Make an exact copy of the entries below with the pictures removed.

Records shown:
#####

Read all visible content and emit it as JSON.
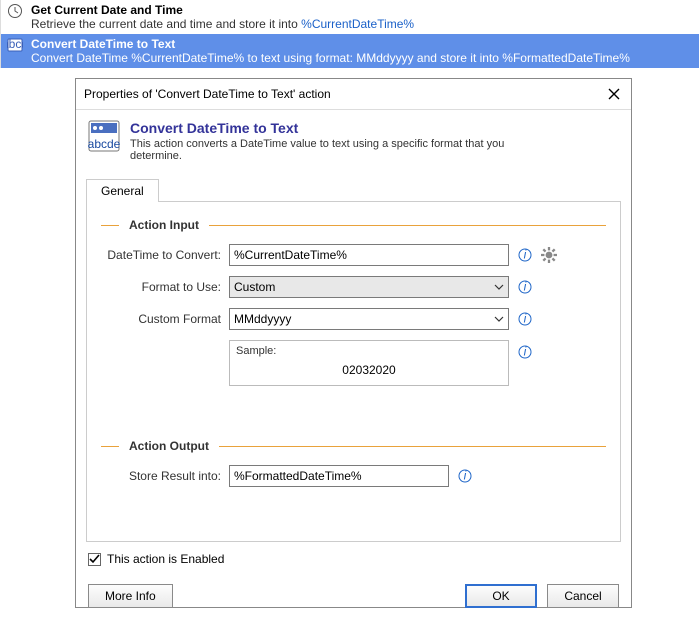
{
  "flow": {
    "step1": {
      "title": "Get Current Date and Time",
      "desc_pre": "Retrieve the current date and time and store it into ",
      "var": "%CurrentDateTime%"
    },
    "step2": {
      "title": "Convert DateTime to Text",
      "desc_pre": "Convert DateTime ",
      "var1": "%CurrentDateTime%",
      "desc_mid": " to text using format: MMddyyyy and store it into ",
      "var2": "%FormattedDateTime%"
    }
  },
  "dialog": {
    "title": "Properties of 'Convert DateTime to Text' action",
    "header_title": "Convert DateTime to Text",
    "header_desc": "This action converts a DateTime value to text using a specific format that you determine.",
    "tab_general": "General",
    "section_input": "Action Input",
    "section_output": "Action Output",
    "labels": {
      "dt_to_convert": "DateTime to Convert:",
      "format_to_use": "Format to Use:",
      "custom_format": "Custom Format",
      "sample": "Sample:",
      "store_result": "Store Result into:"
    },
    "values": {
      "dt_to_convert": "%CurrentDateTime%",
      "format_to_use": "Custom",
      "custom_format": "MMddyyyy",
      "sample": "02032020",
      "store_result": "%FormattedDateTime%"
    },
    "enabled_label": "This action is Enabled",
    "enabled_checked": true,
    "buttons": {
      "more": "More Info",
      "ok": "OK",
      "cancel": "Cancel"
    }
  }
}
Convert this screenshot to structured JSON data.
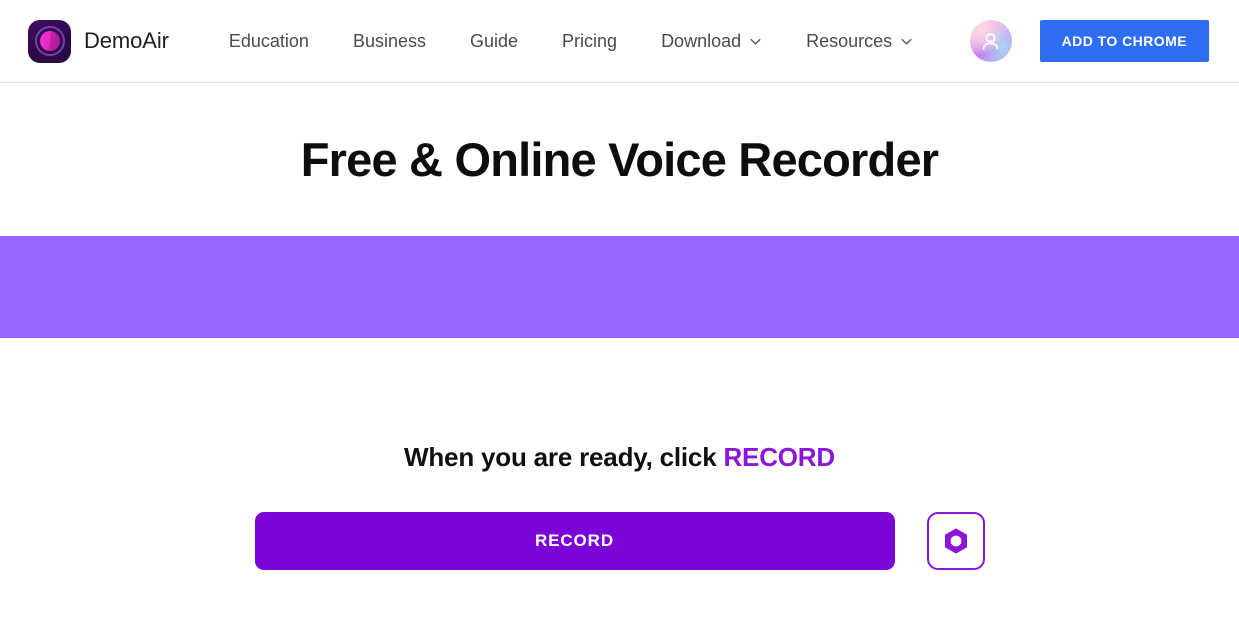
{
  "header": {
    "brand": {
      "name": "DemoAir",
      "logo_icon": "demoair-logo-icon"
    },
    "nav": [
      {
        "label": "Education",
        "has_dropdown": false
      },
      {
        "label": "Business",
        "has_dropdown": false
      },
      {
        "label": "Guide",
        "has_dropdown": false
      },
      {
        "label": "Pricing",
        "has_dropdown": false
      },
      {
        "label": "Download",
        "has_dropdown": true
      },
      {
        "label": "Resources",
        "has_dropdown": true
      }
    ],
    "avatar_icon": "user-avatar-icon",
    "cta_label": "ADD TO CHROME"
  },
  "hero": {
    "title": "Free & Online Voice Recorder"
  },
  "banner": {
    "color": "#9466fc"
  },
  "main": {
    "ready_prefix": "When you are ready, click ",
    "ready_accent": "RECORD",
    "record_label": "RECORD",
    "settings_icon": "settings-hex-icon"
  },
  "colors": {
    "brand_purple": "#8b16d9",
    "record_purple": "#7b05d8",
    "banner_purple": "#9466fc",
    "chrome_blue": "#2d6ef2",
    "text_dark": "#0d0d0d",
    "nav_gray": "#4a4a4f"
  }
}
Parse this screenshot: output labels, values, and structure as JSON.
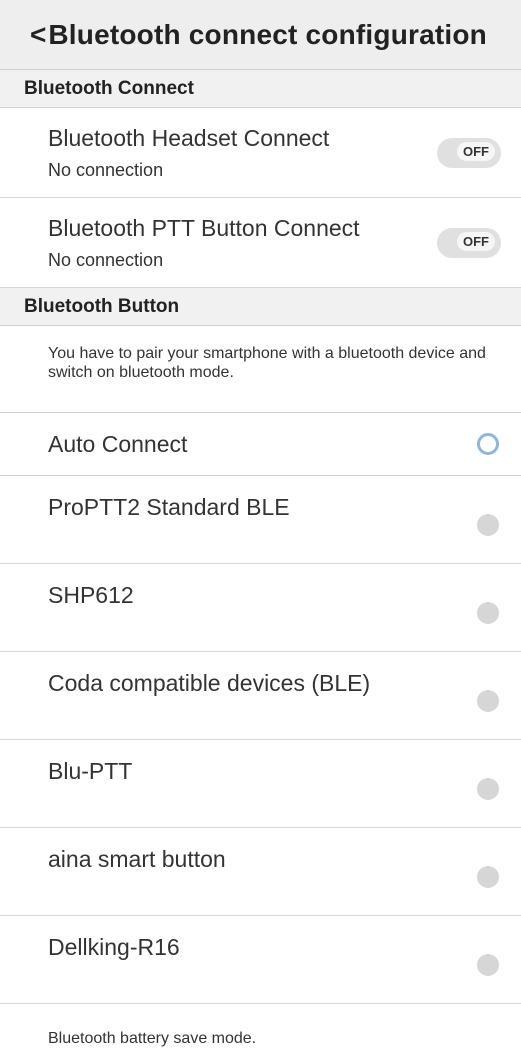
{
  "header": {
    "back_glyph": "<",
    "title": "Bluetooth connect configuration"
  },
  "section_connect": {
    "title": "Bluetooth Connect"
  },
  "headset": {
    "label": "Bluetooth Headset Connect",
    "status": "No connection",
    "toggle": "OFF"
  },
  "ptt": {
    "label": "Bluetooth PTT Button Connect",
    "status": "No connection",
    "toggle": "OFF"
  },
  "section_button": {
    "title": "Bluetooth Button"
  },
  "note": "You have to pair your smartphone with a bluetooth device and switch on bluetooth mode.",
  "auto_connect": {
    "label": "Auto Connect"
  },
  "devices": [
    {
      "label": "ProPTT2 Standard BLE"
    },
    {
      "label": "SHP612"
    },
    {
      "label": "Coda compatible devices (BLE)"
    },
    {
      "label": "Blu-PTT"
    },
    {
      "label": "aina smart button"
    },
    {
      "label": "Dellking-R16"
    }
  ],
  "footer": {
    "label": "Bluetooth battery save mode."
  }
}
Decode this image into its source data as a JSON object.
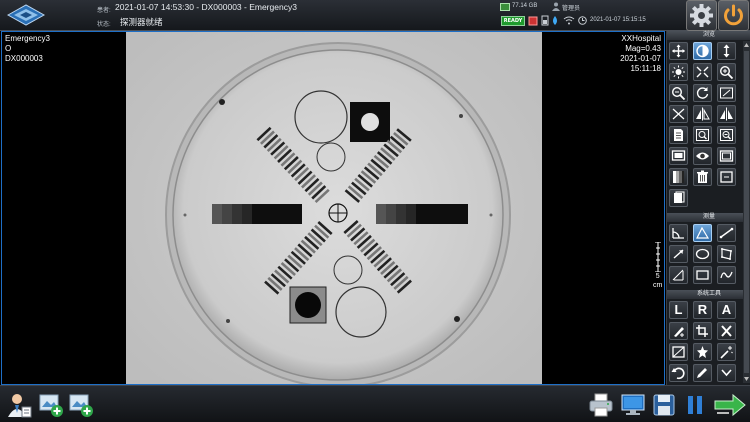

#####

Result below:
Read all visible content and emit it as JSON.
{
  "flow": {
    "step1": {
      "title": "Get Current Date and Time",
      "desc_pre": "Retrieve the current date and time and store it into ",
      "var": "%CurrentDateTime%"
    },
    "step2": {
      "title": "Convert DateTime to Text",
      "desc_pre": "Convert DateTime ",
      "var1": "%CurrentDateTime%",
      "desc_mid": " to text using format: MMddyyyy and store it into ",
      "var2": "%FormattedDateTime%"
    }
  },
  "dialog": {
    "title": "Properties of 'Convert DateTime to Text' action",
    "header_title": "Convert DateTime to Text",
    "header_desc": "This action converts a DateTime value to text using a specific format that you determine.",
    "tab_general": "General",
    "section_input": "Action Input",
    "section_output": "Action Output",
    "labels": {
      "dt_to_convert": "DateTime to Convert:",
      "format_to_use": "Format to Use:",
      "custom_format": "Custom Format",
      "sample": "Sample:",
      "store_result": "Store Result into:"
    },
    "values": {
      "dt_to_convert": "%CurrentDateTime%",
      "format_to_use": "Custom",
      "custom_format": "MMddyyyy",
      "sample": "02032020",
      "store_result": "%FormattedDateTime%"
    },
    "enabled_label": "This action is Enabled",
    "enabled_checked": true,
    "buttons": {
      "more": "More Info",
      "ok": "OK",
      "cancel": "Cancel"
    }
  }
}
Convert this screenshot to structured JSON data.
{
  "header": {
    "brand": {
      "name": "DemoAir",
      "logo_icon": "demoair-logo-icon"
    },
    "nav": [
      {
        "label": "Education",
        "has_dropdown": false
      },
      {
        "label": "Business",
        "has_dropdown": false
      },
      {
        "label": "Guide",
        "has_dropdown": false
      },
      {
        "label": "Pricing",
        "has_dropdown": false
      },
      {
        "label": "Download",
        "has_dropdown": true
      },
      {
        "label": "Resources",
        "has_dropdown": true
      }
    ],
    "avatar_icon": "user-avatar-icon",
    "cta_label": "ADD TO CHROME"
  },
  "hero": {
    "title": "Free & Online Voice Recorder"
  },
  "banner": {
    "color": "#9466fc"
  },
  "main": {
    "ready_prefix": "When you are ready, click ",
    "ready_accent": "RECORD",
    "record_label": "RECORD",
    "settings_icon": "settings-hex-icon"
  },
  "colors": {
    "brand_purple": "#8b16d9",
    "record_purple": "#7b05d8",
    "banner_purple": "#9466fc",
    "chrome_blue": "#2d6ef2",
    "text_dark": "#0d0d0d",
    "nav_gray": "#4a4a4f"
  }
}
Parse this screenshot: output labels, values, and structure as JSON.
{
  "header": {
    "back_glyph": "<",
    "title": "Bluetooth connect configuration"
  },
  "section_connect": {
    "title": "Bluetooth Connect"
  },
  "headset": {
    "label": "Bluetooth Headset Connect",
    "status": "No connection",
    "toggle": "OFF"
  },
  "ptt": {
    "label": "Bluetooth PTT Button Connect",
    "status": "No connection",
    "toggle": "OFF"
  },
  "section_button": {
    "title": "Bluetooth Button"
  },
  "note": "You have to pair your smartphone with a bluetooth device and switch on bluetooth mode.",
  "auto_connect": {
    "label": "Auto Connect"
  },
  "devices": [
    {
      "label": "ProPTT2 Standard BLE"
    },
    {
      "label": "SHP612"
    },
    {
      "label": "Coda compatible devices (BLE)"
    },
    {
      "label": "Blu-PTT"
    },
    {
      "label": "aina smart button"
    },
    {
      "label": "Dellking-R16"
    }
  ],
  "footer": {
    "label": "Bluetooth battery save mode."
  }
}
Decode this image into its source data as a JSON object.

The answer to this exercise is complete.